• [Exercise goal]:
What number of lines contain the word "Employees"? Reply with the number and nothing else.
=-=-=
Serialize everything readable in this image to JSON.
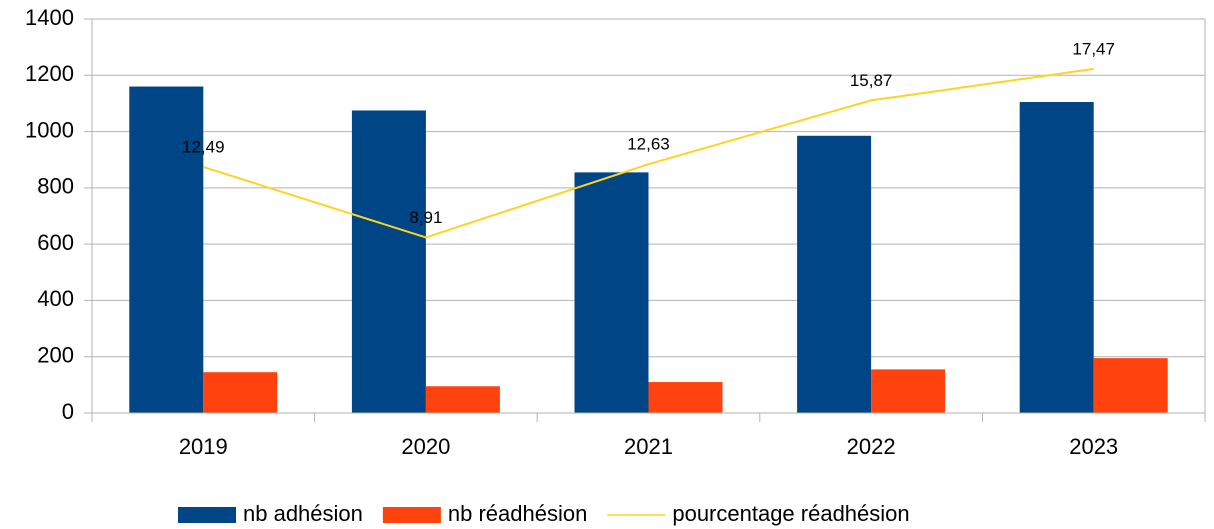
{
  "chart_data": {
    "type": "bar",
    "categories": [
      "2019",
      "2020",
      "2021",
      "2022",
      "2023"
    ],
    "series": [
      {
        "name": "nb adhésion",
        "color": "#004586",
        "values": [
          1160,
          1075,
          855,
          985,
          1105
        ]
      },
      {
        "name": "nb réadhésion",
        "color": "#ff420e",
        "values": [
          145,
          95,
          110,
          155,
          195
        ]
      },
      {
        "name": "pourcentage réadhésion",
        "color": "#ffd320",
        "type": "line",
        "axis": "y2",
        "values": [
          12.49,
          8.91,
          12.63,
          15.87,
          17.47
        ],
        "value_labels": [
          "12,49",
          "8,91",
          "12,63",
          "15,87",
          "17,47"
        ]
      }
    ],
    "ylim": [
      0,
      1400
    ],
    "yticks": [
      0,
      200,
      400,
      600,
      800,
      1000,
      1200,
      1400
    ],
    "y2lim": [
      0,
      20
    ],
    "grid": true,
    "legend": "bottom"
  }
}
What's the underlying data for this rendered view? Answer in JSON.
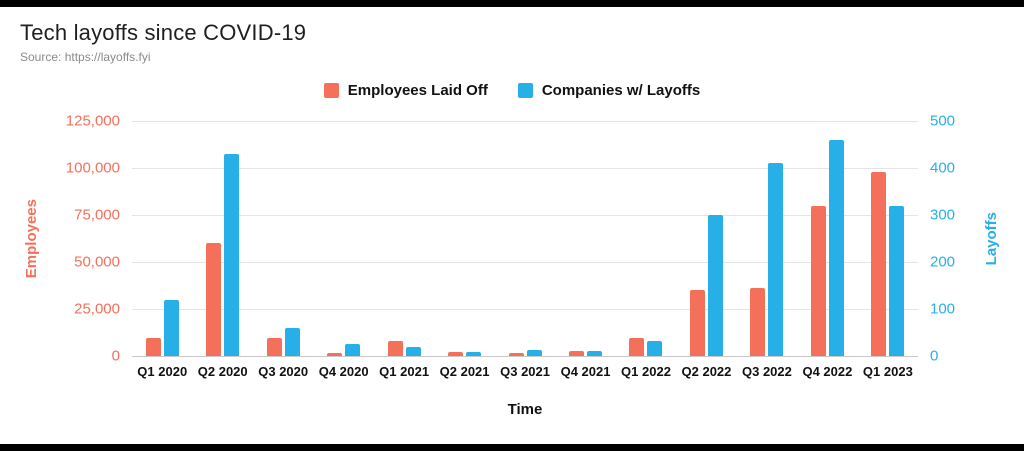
{
  "page": {
    "title": "Tech layoffs since COVID-19",
    "source": "Source: https://layoffs.fyi"
  },
  "legend": [
    {
      "label": "Employees Laid Off",
      "color": "#f4705b"
    },
    {
      "label": "Companies w/ Layoffs",
      "color": "#27b0e8"
    }
  ],
  "chart_data": {
    "type": "bar",
    "title": "Tech layoffs since COVID-19",
    "source": "Source: https://layoffs.fyi",
    "xlabel": "Time",
    "grid": true,
    "legend_position": "top",
    "left_axis": {
      "label": "Employees",
      "color": "#f4705b",
      "max": 125000,
      "ticks": [
        0,
        25000,
        50000,
        75000,
        100000,
        125000
      ],
      "tick_labels": [
        "0",
        "25,000",
        "50,000",
        "75,000",
        "100,000",
        "125,000"
      ]
    },
    "right_axis": {
      "label": "Layoffs",
      "color": "#27b0e8",
      "max": 500,
      "ticks": [
        0,
        100,
        200,
        300,
        400,
        500
      ],
      "tick_labels": [
        "0",
        "100",
        "200",
        "300",
        "400",
        "500"
      ]
    },
    "categories": [
      "Q1 2020",
      "Q2 2020",
      "Q3 2020",
      "Q4 2020",
      "Q1 2021",
      "Q2 2021",
      "Q3 2021",
      "Q4 2021",
      "Q1 2022",
      "Q2 2022",
      "Q3 2022",
      "Q4 2022",
      "Q1 2023"
    ],
    "series": [
      {
        "name": "Employees Laid Off",
        "axis": "left",
        "color": "#f4705b",
        "values": [
          9500,
          60000,
          9800,
          1500,
          8000,
          2000,
          1500,
          2500,
          9500,
          35000,
          36000,
          80000,
          98000
        ]
      },
      {
        "name": "Companies w/ Layoffs",
        "axis": "right",
        "color": "#27b0e8",
        "values": [
          120,
          430,
          60,
          25,
          20,
          8,
          12,
          10,
          32,
          300,
          410,
          460,
          320
        ]
      }
    ]
  }
}
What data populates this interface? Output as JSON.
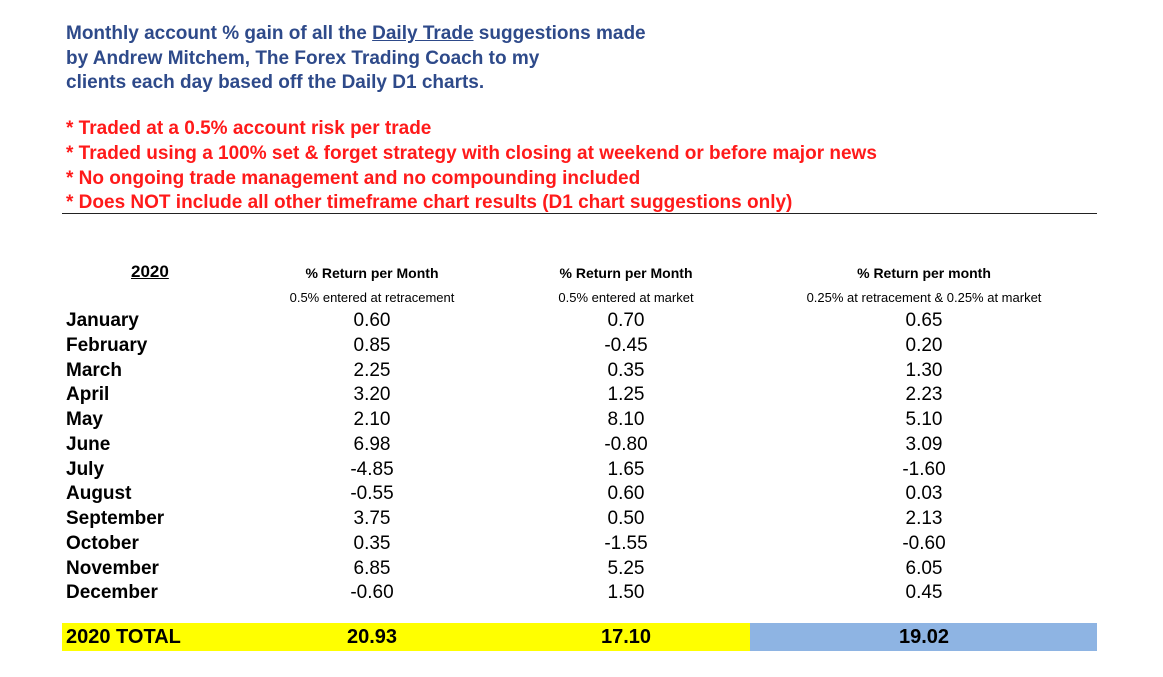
{
  "intro": {
    "line1_before": "Monthly account % gain of all the ",
    "line1_link": "Daily Trade",
    "line1_after": " suggestions made",
    "line2": "by Andrew Mitchem, The Forex Trading Coach to my",
    "line3": "clients each day based off the Daily D1 charts."
  },
  "notes": [
    "* Traded at a 0.5% account risk per trade",
    "* Traded using a 100% set & forget strategy with closing at weekend or before major news",
    "* No ongoing trade management and no compounding included",
    "* Does NOT include all other timeframe chart results (D1 chart suggestions only)"
  ],
  "table": {
    "year_header": "2020",
    "columns": [
      {
        "header": "% Return per Month",
        "sub": "0.5% entered at retracement"
      },
      {
        "header": "% Return per Month",
        "sub": "0.5% entered at market"
      },
      {
        "header": "% Return per month",
        "sub": "0.25% at retracement & 0.25% at market"
      }
    ],
    "rows": [
      {
        "month": "January",
        "v": [
          "0.60",
          "0.70",
          "0.65"
        ]
      },
      {
        "month": "February",
        "v": [
          "0.85",
          "-0.45",
          "0.20"
        ]
      },
      {
        "month": "March",
        "v": [
          "2.25",
          "0.35",
          "1.30"
        ]
      },
      {
        "month": "April",
        "v": [
          "3.20",
          "1.25",
          "2.23"
        ]
      },
      {
        "month": "May",
        "v": [
          "2.10",
          "8.10",
          "5.10"
        ]
      },
      {
        "month": "June",
        "v": [
          "6.98",
          "-0.80",
          "3.09"
        ]
      },
      {
        "month": "July",
        "v": [
          "-4.85",
          "1.65",
          "-1.60"
        ]
      },
      {
        "month": "August",
        "v": [
          "-0.55",
          "0.60",
          "0.03"
        ]
      },
      {
        "month": "September",
        "v": [
          "3.75",
          "0.50",
          "2.13"
        ]
      },
      {
        "month": "October",
        "v": [
          "0.35",
          "-1.55",
          "-0.60"
        ]
      },
      {
        "month": "November",
        "v": [
          "6.85",
          "5.25",
          "6.05"
        ]
      },
      {
        "month": "December",
        "v": [
          "-0.60",
          "1.50",
          "0.45"
        ]
      }
    ],
    "total": {
      "label": "2020 TOTAL",
      "v": [
        "20.93",
        "17.10",
        "19.02"
      ]
    }
  },
  "colors": {
    "intro_text": "#2e4a8a",
    "notes_text": "#ff1a1a",
    "total_highlight_yellow": "#ffff00",
    "total_highlight_blue": "#8eb4e3"
  }
}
=-=-=
• [Completed task]:
3